▶ **Problem to work on**
Write out the entries below once more, exactly.
★ ★ ★ ★
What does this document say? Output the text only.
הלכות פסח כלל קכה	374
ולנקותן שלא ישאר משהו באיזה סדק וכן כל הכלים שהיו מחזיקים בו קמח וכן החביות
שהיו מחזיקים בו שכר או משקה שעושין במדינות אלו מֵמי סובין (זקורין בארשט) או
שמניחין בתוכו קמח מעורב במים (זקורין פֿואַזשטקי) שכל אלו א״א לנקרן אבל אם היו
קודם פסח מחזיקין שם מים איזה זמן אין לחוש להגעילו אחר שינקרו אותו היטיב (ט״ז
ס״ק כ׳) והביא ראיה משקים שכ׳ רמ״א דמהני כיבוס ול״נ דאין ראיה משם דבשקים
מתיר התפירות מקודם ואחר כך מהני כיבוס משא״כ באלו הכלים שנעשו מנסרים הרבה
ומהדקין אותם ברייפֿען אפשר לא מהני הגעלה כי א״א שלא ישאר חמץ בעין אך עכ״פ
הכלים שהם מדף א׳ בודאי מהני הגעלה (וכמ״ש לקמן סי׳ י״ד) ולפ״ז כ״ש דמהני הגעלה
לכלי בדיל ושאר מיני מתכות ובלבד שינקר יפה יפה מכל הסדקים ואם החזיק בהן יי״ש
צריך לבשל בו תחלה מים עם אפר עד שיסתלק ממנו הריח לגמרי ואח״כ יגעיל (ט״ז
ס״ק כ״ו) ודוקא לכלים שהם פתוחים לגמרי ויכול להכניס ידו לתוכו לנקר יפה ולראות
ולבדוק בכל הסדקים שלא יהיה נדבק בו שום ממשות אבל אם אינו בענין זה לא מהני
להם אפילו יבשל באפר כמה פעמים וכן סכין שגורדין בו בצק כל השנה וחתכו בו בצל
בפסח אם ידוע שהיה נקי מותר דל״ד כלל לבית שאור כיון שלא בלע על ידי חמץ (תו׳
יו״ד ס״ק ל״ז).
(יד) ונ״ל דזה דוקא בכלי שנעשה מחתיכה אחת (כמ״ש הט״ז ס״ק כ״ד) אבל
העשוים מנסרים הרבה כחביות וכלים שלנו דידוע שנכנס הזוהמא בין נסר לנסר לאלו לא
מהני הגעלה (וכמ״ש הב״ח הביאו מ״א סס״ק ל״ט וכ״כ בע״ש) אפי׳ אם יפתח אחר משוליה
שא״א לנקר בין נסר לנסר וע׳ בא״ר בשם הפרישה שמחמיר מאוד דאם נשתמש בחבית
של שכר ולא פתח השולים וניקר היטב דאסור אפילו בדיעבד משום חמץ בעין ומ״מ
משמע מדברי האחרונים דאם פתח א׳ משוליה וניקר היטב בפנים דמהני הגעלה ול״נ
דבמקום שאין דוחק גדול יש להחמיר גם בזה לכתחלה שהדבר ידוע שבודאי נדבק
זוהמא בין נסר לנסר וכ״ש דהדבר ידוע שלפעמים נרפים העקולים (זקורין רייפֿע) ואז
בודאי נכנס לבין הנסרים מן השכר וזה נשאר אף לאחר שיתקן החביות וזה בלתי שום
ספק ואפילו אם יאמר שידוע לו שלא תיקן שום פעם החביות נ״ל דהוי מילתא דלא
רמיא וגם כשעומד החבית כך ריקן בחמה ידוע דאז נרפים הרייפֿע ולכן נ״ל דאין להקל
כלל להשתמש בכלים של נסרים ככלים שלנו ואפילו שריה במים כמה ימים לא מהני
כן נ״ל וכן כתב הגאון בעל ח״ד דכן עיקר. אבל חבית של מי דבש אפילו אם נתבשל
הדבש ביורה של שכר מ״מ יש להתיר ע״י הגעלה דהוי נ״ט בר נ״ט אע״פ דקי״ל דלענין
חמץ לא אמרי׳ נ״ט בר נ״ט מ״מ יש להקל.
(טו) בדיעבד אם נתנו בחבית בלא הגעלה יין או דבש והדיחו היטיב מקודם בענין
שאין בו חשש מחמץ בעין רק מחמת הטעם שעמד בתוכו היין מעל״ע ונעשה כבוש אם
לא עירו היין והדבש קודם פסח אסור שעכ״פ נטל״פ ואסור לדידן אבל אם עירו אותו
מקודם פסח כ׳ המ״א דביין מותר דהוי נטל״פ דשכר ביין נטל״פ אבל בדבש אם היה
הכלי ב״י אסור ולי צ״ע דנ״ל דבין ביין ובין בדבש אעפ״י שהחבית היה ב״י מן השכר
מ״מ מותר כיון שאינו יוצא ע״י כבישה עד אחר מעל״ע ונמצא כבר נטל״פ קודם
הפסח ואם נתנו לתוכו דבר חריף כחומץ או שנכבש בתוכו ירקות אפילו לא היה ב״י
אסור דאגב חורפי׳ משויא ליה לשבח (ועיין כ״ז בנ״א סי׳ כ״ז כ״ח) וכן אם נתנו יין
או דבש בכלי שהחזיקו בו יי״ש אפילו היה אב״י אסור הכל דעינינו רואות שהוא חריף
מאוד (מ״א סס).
★ ★ ★ ★
▶ **Full solution**
What does this document say? Output the text only.
הלכות פסח כלל קכה	374
ולנקותן שלא ישאר משהו באיזה סדק וכן כל הכלים שהיו מחזיקים בו קמח וכן החביות
שהיו מחזיקים בו שכר או משקה שעושין במדינות אלו מֵמי סובין (זקורין בארשט) או
שמניחין בתוכו קמח מעורב במים (זקורין פֿואַזשטקי) שכל אלו א״א לנקרן אבל אם היו
קודם פסח מחזיקין שם מים איזה זמן אין לחוש להגעילו אחר שינקרו אותו היטיב (ט״ז
ס״ק כ׳) והביא ראיה משקים שכ׳ רמ״א דמהני כיבוס ול״נ דאין ראיה משם דבשקים
מתיר התפירות מקודם ואחר כך מהני כיבוס משא״כ באלו הכלים שנעשו מנסרים הרבה
ומהדקין אותם ברייפֿען אפשר לא מהני הגעלה כי א״א שלא ישאר חמץ בעין אך עכ״פ
הכלים שהם מדף א׳ בודאי מהני הגעלה (וכמ״ש לקמן סי׳ י״ד) ולפ״ז כ״ש דמהני הגעלה
לכלי בדיל ושאר מיני מתכות ובלבד שינקר יפה יפה מכל הסדקים ואם החזיק בהן יי״ש
צריך לבשל בו תחלה מים עם אפר עד שיסתלק ממנו הריח לגמרי ואח״כ יגעיל (ט״ז
ס״ק כ״ו) ודוקא לכלים שהם פתוחים לגמרי ויכול להכניס ידו לתוכו לנקר יפה ולראות
ולבדוק בכל הסדקים שלא יהיה נדבק בו שום ממשות אבל אם אינו בענין זה לא מהני
להם אפילו יבשל באפר כמה פעמים וכן סכין שגורדין בו בצק כל השנה וחתכו בו בצל
בפסח אם ידוע שהיה נקי מותר דל״ד כלל לבית שאור כיון שלא בלע על ידי חמץ (תו׳
יו״ד ס״ק ל״ז).
(יד) ונ״ל דזה דוקא בכלי שנעשה מחתיכה אחת (כמ״ש הט״ז ס״ק כ״ד) אבל
העשוים מנסרים הרבה כחביות וכלים שלנו דידוע שנכנס הזוהמא בין נסר לנסר לאלו לא
מהני הגעלה (וכמ״ש הב״ח הביאו מ״א סס״ק ל״ט וכ״כ בע״ש) אפי׳ אם יפתח אחר משוליה
שא״א לנקר בין נסר לנסר וע׳ בא״ר בשם הפרישה שמחמיר מאוד דאם נשתמש בחבית
של שכר ולא פתח השולים וניקר היטב דאסור אפילו בדיעבד משום חמץ בעין ומ״מ
משמע מדברי האחרונים דאם פתח א׳ משוליה וניקר היטב בפנים דמהני הגעלה ול״נ
דבמקום שאין דוחק גדול יש להחמיר גם בזה לכתחלה שהדבר ידוע שבודאי נדבק
זוהמא בין נסר לנסר וכ״ש דהדבר ידוע שלפעמים נרפים העקולים (זקורין רייפֿע) ואז
בודאי נכנס לבין הנסרים מן השכר וזה נשאר אף לאחר שיתקן החביות וזה בלתי שום
ספק ואפילו אם יאמר שידוע לו שלא תיקן שום פעם החביות נ״ל דהוי מילתא דלא
רמיא וגם כשעומד החבית כך ריקן בחמה ידוע דאז נרפים הרייפֿע ולכן נ״ל דאין להקל
כלל להשתמש בכלים של נסרים ככלים שלנו ואפילו שריה במים כמה ימים לא מהני
כן נ״ל וכן כתב הגאון בעל ח״ד דכן עיקר. אבל חבית של מי דבש אפילו אם נתבשל
הדבש ביורה של שכר מ״מ יש להתיר ע״י הגעלה דהוי נ״ט בר נ״ט אע״פ דקי״ל דלענין
חמץ לא אמרי׳ נ״ט בר נ״ט מ״מ יש להקל.
(טו) בדיעבד אם נתנו בחבית בלא הגעלה יין או דבש והדיחו היטיב מקודם בענין
שאין בו חשש מחמץ בעין רק מחמת הטעם שעמד בתוכו היין מעל״ע ונעשה כבוש אם
לא עירו היין והדבש קודם פסח אסור שעכ״פ נטל״פ ואסור לדידן אבל אם עירו אותו
מקודם פסח כ׳ המ״א דביין מותר דהוי נטל״פ דשכר ביין נטל״פ אבל בדבש אם היה
הכלי ב״י אסור ולי צ״ע דנ״ל דבין ביין ובין בדבש אעפ״י שהחבית היה ב״י מן השכר
מ״מ מותר כיון שאינו יוצא ע״י כבישה עד אחר מעל״ע ונמצא כבר נטל״פ קודם
הפסח ואם נתנו לתוכו דבר חריף כחומץ או שנכבש בתוכו ירקות אפילו לא היה ב״י
אסור דאגב חורפי׳ משויא ליה לשבח (ועיין כ״ז בנ״א סי׳ כ״ז כ״ח) וכן אם נתנו יין
או דבש בכלי שהחזיקו בו יי״ש אפילו היה אב״י אסור הכל דעינינו רואות שהוא חריף
מאוד (מ״א סס).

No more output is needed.